EXERCISE GOAL -
The entries below should be given again exactly, minus their pictures.

EXTRACTED DATA -
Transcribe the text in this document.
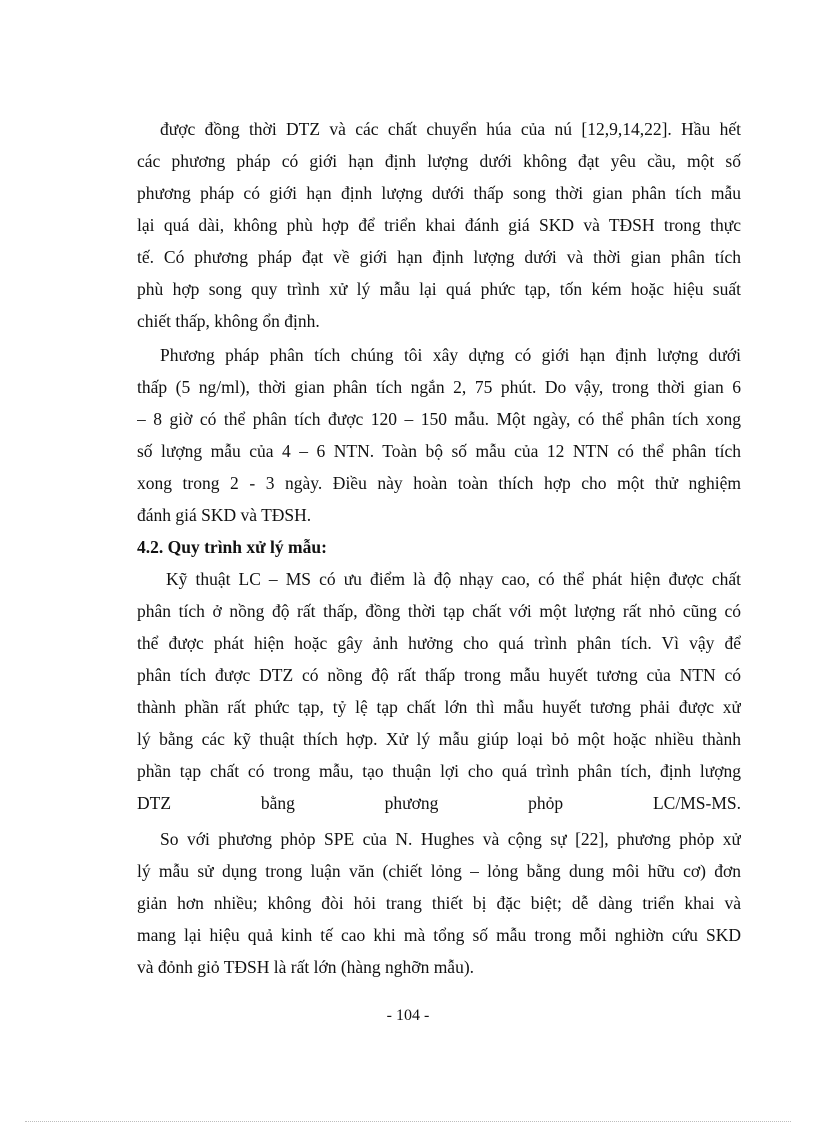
được đồng thời DTZ và các chất chuyển húa của nú [12,9,14,22]. Hầu hết
các phương pháp có giới hạn định lượng dưới không đạt yêu cầu, một số
phương pháp có giới hạn định lượng dưới thấp song thời gian phân tích mẫu
lại quá dài, không phù hợp để triển khai đánh giá SKD và TĐSH trong thực
tế. Có phương pháp đạt về giới hạn định lượng dưới và thời gian phân tích
phù hợp song quy trình xử lý mẫu lại quá phức tạp, tốn kém hoặc hiệu suất
chiết thấp, không ổn định.
Phương pháp phân tích chúng tôi xây dựng có giới hạn định lượng dưới
thấp (5 ng/ml), thời gian phân tích ngắn 2, 75 phút. Do vậy, trong thời gian 6
– 8 giờ có thể phân tích được 120 – 150 mẫu. Một ngày, có thể phân tích xong
số lượng mẫu của 4 – 6 NTN. Toàn bộ số mẫu của 12 NTN có thể phân tích
xong trong 2 - 3 ngày. Điều này hoàn toàn thích hợp cho một thử nghiệm
đánh giá SKD và TĐSH.
4.2. Quy trình xử lý mẫu:
Kỹ thuật LC – MS có ưu điểm là độ nhạy cao, có thể phát hiện được chất
phân tích ở nồng độ rất thấp, đồng thời tạp chất với một lượng rất nhỏ cũng có
thể được phát hiện hoặc gây ảnh hưởng cho quá trình phân tích. Vì vậy để
phân tích được DTZ có nồng độ rất thấp trong mẫu huyết tương của NTN có
thành phần rất phức tạp, tỷ lệ tạp chất lớn thì mẫu huyết tương phải được xử
lý bằng các kỹ thuật thích hợp. Xử lý mẫu giúp loại bỏ một hoặc nhiều thành
phần tạp chất có trong mẫu, tạo thuận lợi cho quá trình phân tích, định lượng
DTZ bằng phương phỏp LC/MS-MS.
So với phương phỏp SPE của N. Hughes và cộng sự [22], phương phỏp xử
lý mẫu sử dụng trong luận văn (chiết lỏng – lỏng bằng dung môi hữu cơ) đơn
giản hơn nhiều; không đòi hỏi trang thiết bị đặc biệt; dễ dàng triển khai và
mang lại hiệu quả kinh tế cao khi mà tổng số mẫu trong mỗi nghiờn cứu SKD
và đỏnh giỏ TĐSH là rất lớn (hàng nghỡn mẫu).
- 104 -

OUTPUT -
Transcribe the text in this document.
được đồng thời DTZ và các chất chuyển húa của nú [12,9,14,22]. Hầu hết
các phương pháp có giới hạn định lượng dưới không đạt yêu cầu, một số
phương pháp có giới hạn định lượng dưới thấp song thời gian phân tích mẫu
lại quá dài, không phù hợp để triển khai đánh giá SKD và TĐSH trong thực
tế. Có phương pháp đạt về giới hạn định lượng dưới và thời gian phân tích
phù hợp song quy trình xử lý mẫu lại quá phức tạp, tốn kém hoặc hiệu suất
chiết thấp, không ổn định.
Phương pháp phân tích chúng tôi xây dựng có giới hạn định lượng dưới
thấp (5 ng/ml), thời gian phân tích ngắn 2, 75 phút. Do vậy, trong thời gian 6
– 8 giờ có thể phân tích được 120 – 150 mẫu. Một ngày, có thể phân tích xong
số lượng mẫu của 4 – 6 NTN. Toàn bộ số mẫu của 12 NTN có thể phân tích
xong trong 2 - 3 ngày. Điều này hoàn toàn thích hợp cho một thử nghiệm
đánh giá SKD và TĐSH.
4.2. Quy trình xử lý mẫu:
Kỹ thuật LC – MS có ưu điểm là độ nhạy cao, có thể phát hiện được chất
phân tích ở nồng độ rất thấp, đồng thời tạp chất với một lượng rất nhỏ cũng có
thể được phát hiện hoặc gây ảnh hưởng cho quá trình phân tích. Vì vậy để
phân tích được DTZ có nồng độ rất thấp trong mẫu huyết tương của NTN có
thành phần rất phức tạp, tỷ lệ tạp chất lớn thì mẫu huyết tương phải được xử
lý bằng các kỹ thuật thích hợp. Xử lý mẫu giúp loại bỏ một hoặc nhiều thành
phần tạp chất có trong mẫu, tạo thuận lợi cho quá trình phân tích, định lượng
DTZ bằng phương phỏp LC/MS-MS.
So với phương phỏp SPE của N. Hughes và cộng sự [22], phương phỏp xử
lý mẫu sử dụng trong luận văn (chiết lỏng – lỏng bằng dung môi hữu cơ) đơn
giản hơn nhiều; không đòi hỏi trang thiết bị đặc biệt; dễ dàng triển khai và
mang lại hiệu quả kinh tế cao khi mà tổng số mẫu trong mỗi nghiờn cứu SKD
và đỏnh giỏ TĐSH là rất lớn (hàng nghỡn mẫu).
- 104 -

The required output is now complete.